- [YOUR OBJECTIVE]:
Copy all lines below containing "واجب".

begin RECORDED INFORMATION

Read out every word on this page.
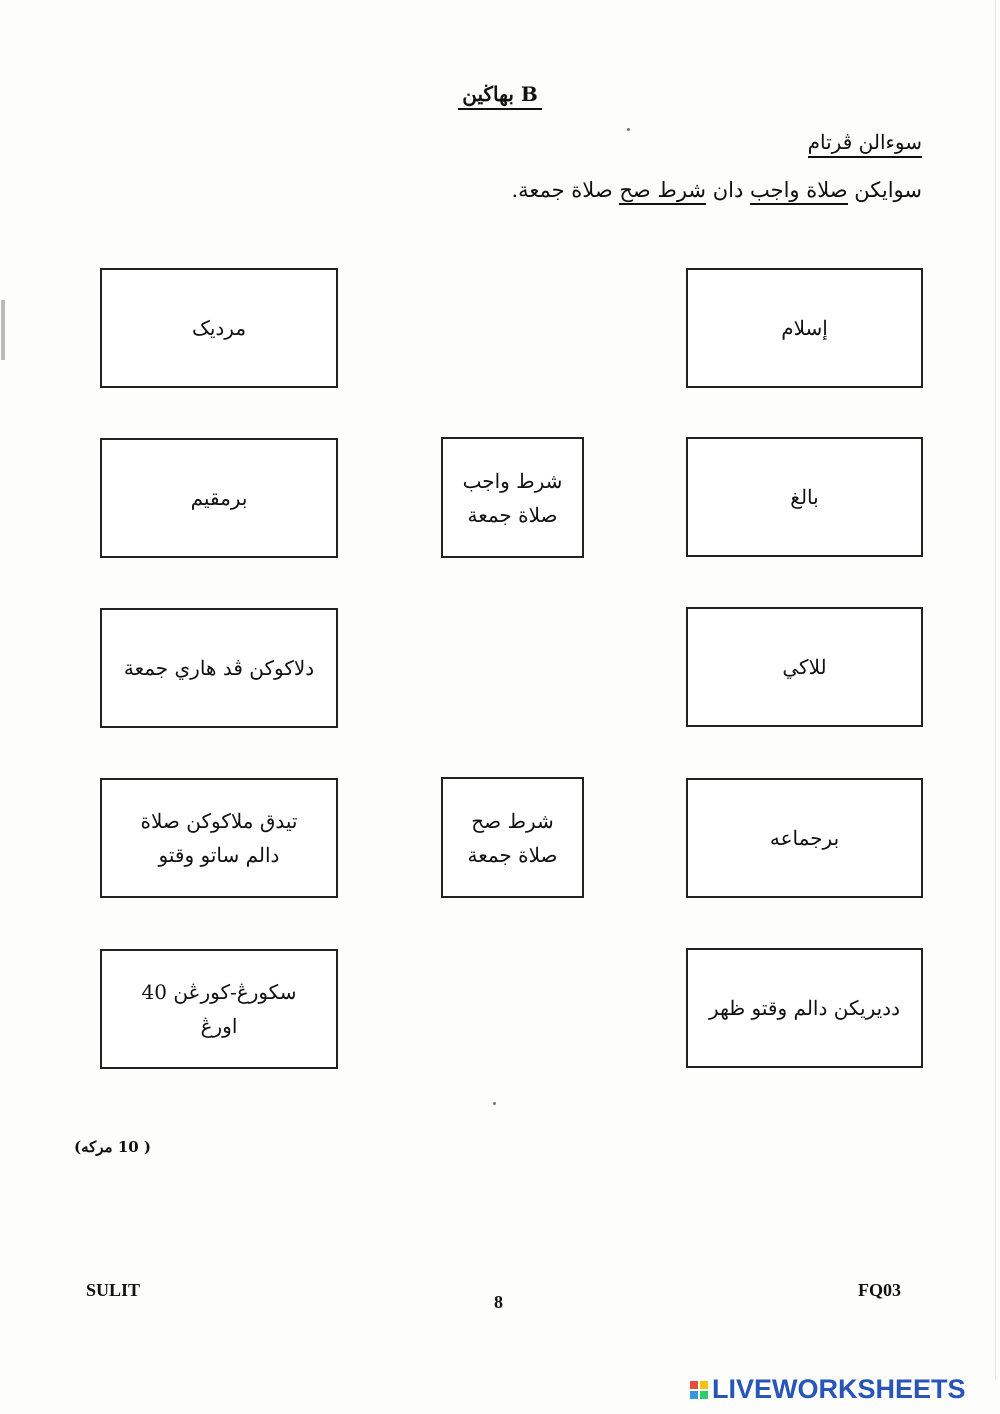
بهاڬين B
سوءالن ڤرتام
سوايكن صلاة واجب دان شرط صح صلاة جمعة.
مرديک
برمقيم
دلاكوكن ڤد هاري جمعة
تيدق ملاكوكن صلاة
دالم ساتو وقتو
سكورڠ-كورڠن 40
اورڠ
شرط واجب
صلاة جمعة
شرط صح
صلاة جمعة
إسلام
بالغ
للاكي
برجماعه
دديريكن دالم وقتو ظهر
( 10 مركه)
SULIT
8
FQ03
LIVEWORKSHEETS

end RECORDED INFORMATION

- [FINAL RESULT]:
سوايكن صلاة واجب دان شرط صح صلاة جمعة.
شرط واجب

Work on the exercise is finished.